═════ Supplied information

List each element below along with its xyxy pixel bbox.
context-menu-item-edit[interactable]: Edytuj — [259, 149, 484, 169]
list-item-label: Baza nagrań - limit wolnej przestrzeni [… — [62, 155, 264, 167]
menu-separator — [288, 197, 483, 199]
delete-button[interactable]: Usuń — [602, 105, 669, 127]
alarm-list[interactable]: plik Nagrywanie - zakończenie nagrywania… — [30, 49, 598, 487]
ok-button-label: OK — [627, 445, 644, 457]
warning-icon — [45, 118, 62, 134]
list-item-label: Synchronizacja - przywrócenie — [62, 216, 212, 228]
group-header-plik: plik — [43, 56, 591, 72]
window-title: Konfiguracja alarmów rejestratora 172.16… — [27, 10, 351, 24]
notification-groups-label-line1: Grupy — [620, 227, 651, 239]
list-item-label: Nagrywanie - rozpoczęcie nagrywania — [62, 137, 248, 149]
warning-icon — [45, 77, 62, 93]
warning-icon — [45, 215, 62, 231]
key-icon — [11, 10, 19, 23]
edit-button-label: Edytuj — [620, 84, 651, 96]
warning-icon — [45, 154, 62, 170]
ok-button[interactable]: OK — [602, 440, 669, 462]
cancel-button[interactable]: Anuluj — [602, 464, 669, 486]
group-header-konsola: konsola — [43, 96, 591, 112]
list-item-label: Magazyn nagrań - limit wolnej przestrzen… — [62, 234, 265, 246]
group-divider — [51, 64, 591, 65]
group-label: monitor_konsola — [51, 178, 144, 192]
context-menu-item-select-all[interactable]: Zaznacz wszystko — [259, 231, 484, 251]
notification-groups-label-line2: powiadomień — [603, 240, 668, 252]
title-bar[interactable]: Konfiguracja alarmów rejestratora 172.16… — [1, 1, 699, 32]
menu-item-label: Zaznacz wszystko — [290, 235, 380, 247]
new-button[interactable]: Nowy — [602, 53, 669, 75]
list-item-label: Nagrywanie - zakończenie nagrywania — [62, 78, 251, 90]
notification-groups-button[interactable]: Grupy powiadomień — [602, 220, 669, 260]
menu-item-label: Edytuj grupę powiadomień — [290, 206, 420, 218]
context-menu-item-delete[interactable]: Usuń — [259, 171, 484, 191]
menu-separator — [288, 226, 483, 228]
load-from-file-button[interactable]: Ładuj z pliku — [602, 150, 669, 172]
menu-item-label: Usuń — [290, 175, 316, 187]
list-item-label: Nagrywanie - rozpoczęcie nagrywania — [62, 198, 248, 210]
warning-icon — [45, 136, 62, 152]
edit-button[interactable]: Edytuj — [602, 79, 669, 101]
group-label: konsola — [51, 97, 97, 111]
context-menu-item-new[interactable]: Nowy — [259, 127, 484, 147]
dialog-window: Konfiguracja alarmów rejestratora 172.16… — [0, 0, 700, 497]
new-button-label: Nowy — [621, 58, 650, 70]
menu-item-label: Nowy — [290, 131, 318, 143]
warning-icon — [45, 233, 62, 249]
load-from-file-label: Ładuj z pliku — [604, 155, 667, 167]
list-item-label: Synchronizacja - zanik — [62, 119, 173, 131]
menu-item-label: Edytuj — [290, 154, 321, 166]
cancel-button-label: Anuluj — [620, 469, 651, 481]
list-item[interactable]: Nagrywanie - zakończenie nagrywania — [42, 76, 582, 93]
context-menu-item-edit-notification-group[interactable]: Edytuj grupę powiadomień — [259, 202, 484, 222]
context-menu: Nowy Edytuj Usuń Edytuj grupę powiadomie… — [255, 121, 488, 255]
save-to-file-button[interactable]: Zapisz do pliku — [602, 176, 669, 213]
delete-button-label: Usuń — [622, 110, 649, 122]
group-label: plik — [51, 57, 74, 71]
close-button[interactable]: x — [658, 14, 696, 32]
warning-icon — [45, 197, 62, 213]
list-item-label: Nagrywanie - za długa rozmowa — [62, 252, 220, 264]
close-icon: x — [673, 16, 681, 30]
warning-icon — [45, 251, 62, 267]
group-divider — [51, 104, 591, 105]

══════════

Task statement:
Please copy every entry above verbatim, keeping each line unchanged.

Completed exercise:
List each element below along with its xyxy pixel bbox.
context-menu-item-edit[interactable]: Edytuj — [259, 149, 484, 169]
list-item-label: Baza nagrań - limit wolnej przestrzeni [… — [62, 155, 264, 167]
menu-separator — [288, 197, 483, 199]
delete-button[interactable]: Usuń — [602, 105, 669, 127]
alarm-list[interactable]: plik Nagrywanie - zakończenie nagrywania… — [30, 49, 598, 487]
ok-button-label: OK — [627, 445, 644, 457]
warning-icon — [45, 118, 62, 134]
list-item-label: Synchronizacja - przywrócenie — [62, 216, 212, 228]
group-header-plik: plik — [43, 56, 591, 72]
window-title: Konfiguracja alarmów rejestratora 172.16… — [27, 10, 351, 24]
notification-groups-label-line1: Grupy — [620, 227, 651, 239]
list-item-label: Nagrywanie - rozpoczęcie nagrywania — [62, 137, 248, 149]
warning-icon — [45, 77, 62, 93]
warning-icon — [45, 215, 62, 231]
key-icon — [11, 10, 19, 23]
edit-button-label: Edytuj — [620, 84, 651, 96]
warning-icon — [45, 154, 62, 170]
ok-button[interactable]: OK — [602, 440, 669, 462]
cancel-button[interactable]: Anuluj — [602, 464, 669, 486]
group-header-konsola: konsola — [43, 96, 591, 112]
list-item-label: Magazyn nagrań - limit wolnej przestrzen… — [62, 234, 265, 246]
group-divider — [51, 64, 591, 65]
group-label: monitor_konsola — [51, 178, 144, 192]
context-menu-item-select-all[interactable]: Zaznacz wszystko — [259, 231, 484, 251]
notification-groups-label-line2: powiadomień — [603, 240, 668, 252]
title-bar[interactable]: Konfiguracja alarmów rejestratora 172.16… — [1, 1, 699, 32]
menu-item-label: Zaznacz wszystko — [290, 235, 380, 247]
new-button[interactable]: Nowy — [602, 53, 669, 75]
list-item-label: Nagrywanie - zakończenie nagrywania — [62, 78, 251, 90]
notification-groups-button[interactable]: Grupy powiadomień — [602, 220, 669, 260]
menu-item-label: Edytuj grupę powiadomień — [290, 206, 420, 218]
context-menu-item-delete[interactable]: Usuń — [259, 171, 484, 191]
menu-separator — [288, 226, 483, 228]
load-from-file-button[interactable]: Ładuj z pliku — [602, 150, 669, 172]
menu-item-label: Usuń — [290, 175, 316, 187]
list-item-label: Nagrywanie - rozpoczęcie nagrywania — [62, 198, 248, 210]
warning-icon — [45, 136, 62, 152]
edit-button[interactable]: Edytuj — [602, 79, 669, 101]
group-label: konsola — [51, 97, 97, 111]
context-menu-item-new[interactable]: Nowy — [259, 127, 484, 147]
dialog-window: Konfiguracja alarmów rejestratora 172.16… — [0, 0, 700, 497]
new-button-label: Nowy — [621, 58, 650, 70]
menu-item-label: Nowy — [290, 131, 318, 143]
warning-icon — [45, 233, 62, 249]
load-from-file-label: Ładuj z pliku — [604, 155, 667, 167]
list-item-label: Synchronizacja - zanik — [62, 119, 173, 131]
menu-item-label: Edytuj — [290, 154, 321, 166]
cancel-button-label: Anuluj — [620, 469, 651, 481]
list-item[interactable]: Nagrywanie - zakończenie nagrywania — [42, 76, 582, 93]
context-menu-item-edit-notification-group[interactable]: Edytuj grupę powiadomień — [259, 202, 484, 222]
context-menu: Nowy Edytuj Usuń Edytuj grupę powiadomie… — [255, 121, 488, 255]
save-to-file-button[interactable]: Zapisz do pliku — [602, 176, 669, 213]
delete-button-label: Usuń — [622, 110, 649, 122]
group-label: plik — [51, 57, 74, 71]
close-button[interactable]: x — [658, 14, 696, 32]
warning-icon — [45, 197, 62, 213]
list-item-label: Nagrywanie - za długa rozmowa — [62, 252, 220, 264]
close-icon: x — [673, 16, 681, 30]
warning-icon — [45, 251, 62, 267]
group-divider — [51, 104, 591, 105]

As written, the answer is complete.